Do not carry the pictures over; copy every other part of the entries exactly.
#### Dataset content
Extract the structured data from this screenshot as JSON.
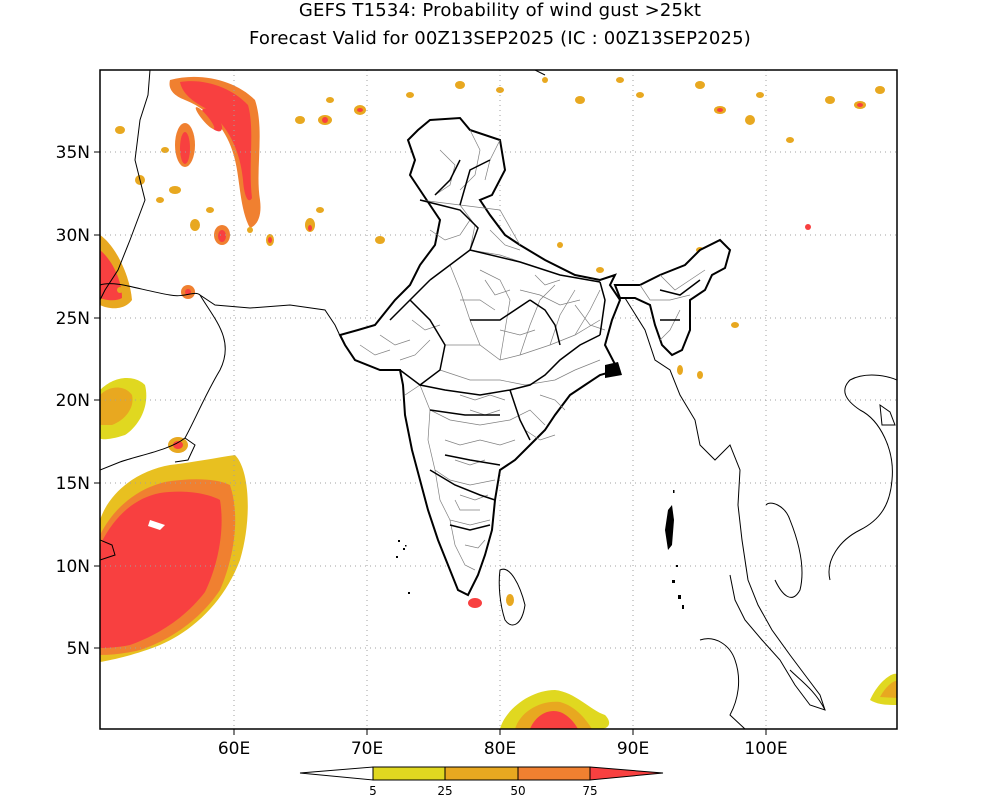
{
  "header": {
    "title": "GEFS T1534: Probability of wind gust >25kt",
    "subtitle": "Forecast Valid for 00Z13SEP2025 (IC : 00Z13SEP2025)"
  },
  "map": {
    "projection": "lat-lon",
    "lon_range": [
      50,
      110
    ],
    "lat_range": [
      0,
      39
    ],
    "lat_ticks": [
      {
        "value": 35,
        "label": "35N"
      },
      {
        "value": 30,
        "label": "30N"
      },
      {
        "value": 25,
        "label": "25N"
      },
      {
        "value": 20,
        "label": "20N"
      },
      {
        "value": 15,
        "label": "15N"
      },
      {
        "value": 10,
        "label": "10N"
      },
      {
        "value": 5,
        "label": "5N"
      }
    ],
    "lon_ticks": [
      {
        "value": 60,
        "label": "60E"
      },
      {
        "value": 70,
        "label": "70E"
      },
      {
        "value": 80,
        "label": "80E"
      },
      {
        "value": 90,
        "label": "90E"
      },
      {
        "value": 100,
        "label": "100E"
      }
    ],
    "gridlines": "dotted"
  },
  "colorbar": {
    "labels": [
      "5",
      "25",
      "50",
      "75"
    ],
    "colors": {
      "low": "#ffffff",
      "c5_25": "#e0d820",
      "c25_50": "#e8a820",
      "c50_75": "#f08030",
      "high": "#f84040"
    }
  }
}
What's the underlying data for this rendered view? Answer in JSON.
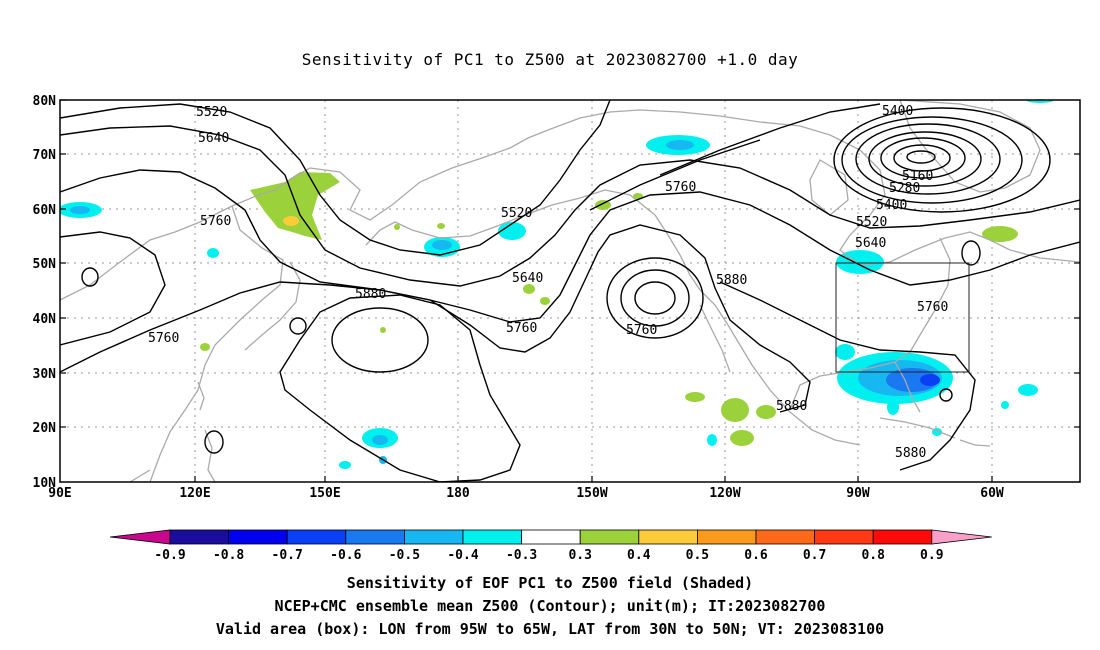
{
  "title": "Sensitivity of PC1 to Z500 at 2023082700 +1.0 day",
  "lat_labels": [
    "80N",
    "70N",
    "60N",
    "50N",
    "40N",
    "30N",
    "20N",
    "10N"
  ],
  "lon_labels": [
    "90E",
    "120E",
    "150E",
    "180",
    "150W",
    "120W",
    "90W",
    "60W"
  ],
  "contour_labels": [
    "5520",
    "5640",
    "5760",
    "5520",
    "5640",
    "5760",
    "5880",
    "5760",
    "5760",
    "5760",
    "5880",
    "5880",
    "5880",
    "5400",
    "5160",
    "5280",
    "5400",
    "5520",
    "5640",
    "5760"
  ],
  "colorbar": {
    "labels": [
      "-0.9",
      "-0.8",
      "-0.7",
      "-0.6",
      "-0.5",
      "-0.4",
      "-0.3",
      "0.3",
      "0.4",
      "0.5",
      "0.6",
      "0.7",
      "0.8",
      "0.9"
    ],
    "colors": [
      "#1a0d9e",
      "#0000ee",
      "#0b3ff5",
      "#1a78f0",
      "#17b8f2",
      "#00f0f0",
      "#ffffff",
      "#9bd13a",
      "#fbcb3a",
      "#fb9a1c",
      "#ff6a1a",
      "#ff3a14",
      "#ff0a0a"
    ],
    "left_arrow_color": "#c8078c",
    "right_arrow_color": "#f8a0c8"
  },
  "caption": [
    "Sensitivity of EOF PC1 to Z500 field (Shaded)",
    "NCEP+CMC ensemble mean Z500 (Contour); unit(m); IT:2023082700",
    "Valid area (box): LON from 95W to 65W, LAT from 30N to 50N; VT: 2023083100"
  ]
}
########
◆ **Expected output**
Extract the structured data from this screenshot as JSON.
{
  "header": {
    "title": "GEFS T1534: Probability of wind gust >25kt",
    "subtitle": "Forecast Valid for 00Z13SEP2025 (IC : 00Z13SEP2025)"
  },
  "map": {
    "projection": "lat-lon",
    "lon_range": [
      50,
      110
    ],
    "lat_range": [
      0,
      39
    ],
    "lat_ticks": [
      {
        "value": 35,
        "label": "35N"
      },
      {
        "value": 30,
        "label": "30N"
      },
      {
        "value": 25,
        "label": "25N"
      },
      {
        "value": 20,
        "label": "20N"
      },
      {
        "value": 15,
        "label": "15N"
      },
      {
        "value": 10,
        "label": "10N"
      },
      {
        "value": 5,
        "label": "5N"
      }
    ],
    "lon_ticks": [
      {
        "value": 60,
        "label": "60E"
      },
      {
        "value": 70,
        "label": "70E"
      },
      {
        "value": 80,
        "label": "80E"
      },
      {
        "value": 90,
        "label": "90E"
      },
      {
        "value": 100,
        "label": "100E"
      }
    ],
    "gridlines": "dotted"
  },
  "colorbar": {
    "labels": [
      "5",
      "25",
      "50",
      "75"
    ],
    "colors": {
      "low": "#ffffff",
      "c5_25": "#e0d820",
      "c25_50": "#e8a820",
      "c50_75": "#f08030",
      "high": "#f84040"
    }
  }
}
What's the underlying data for this rendered view? Answer in JSON.
{
  "title": "Sensitivity of PC1 to Z500 at 2023082700 +1.0 day",
  "lat_labels": [
    "80N",
    "70N",
    "60N",
    "50N",
    "40N",
    "30N",
    "20N",
    "10N"
  ],
  "lon_labels": [
    "90E",
    "120E",
    "150E",
    "180",
    "150W",
    "120W",
    "90W",
    "60W"
  ],
  "contour_labels": [
    "5520",
    "5640",
    "5760",
    "5520",
    "5640",
    "5760",
    "5880",
    "5760",
    "5760",
    "5760",
    "5880",
    "5880",
    "5880",
    "5400",
    "5160",
    "5280",
    "5400",
    "5520",
    "5640",
    "5760"
  ],
  "colorbar": {
    "labels": [
      "-0.9",
      "-0.8",
      "-0.7",
      "-0.6",
      "-0.5",
      "-0.4",
      "-0.3",
      "0.3",
      "0.4",
      "0.5",
      "0.6",
      "0.7",
      "0.8",
      "0.9"
    ],
    "colors": [
      "#1a0d9e",
      "#0000ee",
      "#0b3ff5",
      "#1a78f0",
      "#17b8f2",
      "#00f0f0",
      "#ffffff",
      "#9bd13a",
      "#fbcb3a",
      "#fb9a1c",
      "#ff6a1a",
      "#ff3a14",
      "#ff0a0a"
    ],
    "left_arrow_color": "#c8078c",
    "right_arrow_color": "#f8a0c8"
  },
  "caption": [
    "Sensitivity of EOF PC1 to Z500 field (Shaded)",
    "NCEP+CMC ensemble mean Z500 (Contour); unit(m); IT:2023082700",
    "Valid area (box): LON from 95W to 65W, LAT from 30N to 50N; VT: 2023083100"
  ]
}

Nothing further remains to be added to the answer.